Please repeat all of the listing exactly.

[Stored data]
****************************************

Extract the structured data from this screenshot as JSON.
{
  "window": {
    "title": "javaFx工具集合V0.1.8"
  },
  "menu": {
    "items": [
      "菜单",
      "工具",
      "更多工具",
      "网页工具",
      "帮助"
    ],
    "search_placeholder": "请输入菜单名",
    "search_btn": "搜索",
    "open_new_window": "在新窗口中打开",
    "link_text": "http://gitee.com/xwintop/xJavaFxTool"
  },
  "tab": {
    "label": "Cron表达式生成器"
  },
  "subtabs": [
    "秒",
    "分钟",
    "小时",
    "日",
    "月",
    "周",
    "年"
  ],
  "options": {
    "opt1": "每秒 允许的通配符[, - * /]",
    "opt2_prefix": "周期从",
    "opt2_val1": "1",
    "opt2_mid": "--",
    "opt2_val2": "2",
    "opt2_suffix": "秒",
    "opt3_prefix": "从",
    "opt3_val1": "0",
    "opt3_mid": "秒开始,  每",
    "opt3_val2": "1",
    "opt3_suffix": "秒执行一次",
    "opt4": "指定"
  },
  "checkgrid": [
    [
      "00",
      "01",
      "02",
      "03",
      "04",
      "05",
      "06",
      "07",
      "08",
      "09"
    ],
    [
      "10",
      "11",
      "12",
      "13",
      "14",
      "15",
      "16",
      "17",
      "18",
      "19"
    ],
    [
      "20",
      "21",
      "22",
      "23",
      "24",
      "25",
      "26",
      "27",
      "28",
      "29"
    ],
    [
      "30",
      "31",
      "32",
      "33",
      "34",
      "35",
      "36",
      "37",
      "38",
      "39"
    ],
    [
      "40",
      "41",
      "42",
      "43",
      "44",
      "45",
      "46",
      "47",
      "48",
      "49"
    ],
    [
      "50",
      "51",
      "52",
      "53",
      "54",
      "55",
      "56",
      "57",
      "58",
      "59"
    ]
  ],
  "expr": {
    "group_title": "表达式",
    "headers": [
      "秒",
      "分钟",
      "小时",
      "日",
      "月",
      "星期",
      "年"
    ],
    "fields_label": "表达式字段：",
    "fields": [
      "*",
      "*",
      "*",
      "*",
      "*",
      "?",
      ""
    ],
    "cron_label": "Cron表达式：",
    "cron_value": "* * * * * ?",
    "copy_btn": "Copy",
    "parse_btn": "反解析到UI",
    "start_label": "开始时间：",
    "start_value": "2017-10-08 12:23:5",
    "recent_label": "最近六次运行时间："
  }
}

****************************************

* _OUTPUT_
Extract the structured data from this screenshot as JSON.
{
  "window": {
    "title": "javaFx工具集合V0.1.8"
  },
  "menu": {
    "items": [
      "菜单",
      "工具",
      "更多工具",
      "网页工具",
      "帮助"
    ],
    "search_placeholder": "请输入菜单名",
    "search_btn": "搜索",
    "open_new_window": "在新窗口中打开",
    "link_text": "http://gitee.com/xwintop/xJavaFxTool"
  },
  "tab": {
    "label": "Cron表达式生成器"
  },
  "subtabs": [
    "秒",
    "分钟",
    "小时",
    "日",
    "月",
    "周",
    "年"
  ],
  "options": {
    "opt1": "每秒 允许的通配符[, - * /]",
    "opt2_prefix": "周期从",
    "opt2_val1": "1",
    "opt2_mid": "--",
    "opt2_val2": "2",
    "opt2_suffix": "秒",
    "opt3_prefix": "从",
    "opt3_val1": "0",
    "opt3_mid": "秒开始,  每",
    "opt3_val2": "1",
    "opt3_suffix": "秒执行一次",
    "opt4": "指定"
  },
  "checkgrid": [
    [
      "00",
      "01",
      "02",
      "03",
      "04",
      "05",
      "06",
      "07",
      "08",
      "09"
    ],
    [
      "10",
      "11",
      "12",
      "13",
      "14",
      "15",
      "16",
      "17",
      "18",
      "19"
    ],
    [
      "20",
      "21",
      "22",
      "23",
      "24",
      "25",
      "26",
      "27",
      "28",
      "29"
    ],
    [
      "30",
      "31",
      "32",
      "33",
      "34",
      "35",
      "36",
      "37",
      "38",
      "39"
    ],
    [
      "40",
      "41",
      "42",
      "43",
      "44",
      "45",
      "46",
      "47",
      "48",
      "49"
    ],
    [
      "50",
      "51",
      "52",
      "53",
      "54",
      "55",
      "56",
      "57",
      "58",
      "59"
    ]
  ],
  "expr": {
    "group_title": "表达式",
    "headers": [
      "秒",
      "分钟",
      "小时",
      "日",
      "月",
      "星期",
      "年"
    ],
    "fields_label": "表达式字段：",
    "fields": [
      "*",
      "*",
      "*",
      "*",
      "*",
      "?",
      ""
    ],
    "cron_label": "Cron表达式：",
    "cron_value": "* * * * * ?",
    "copy_btn": "Copy",
    "parse_btn": "反解析到UI",
    "start_label": "开始时间：",
    "start_value": "2017-10-08 12:23:5",
    "recent_label": "最近六次运行时间："
  }
}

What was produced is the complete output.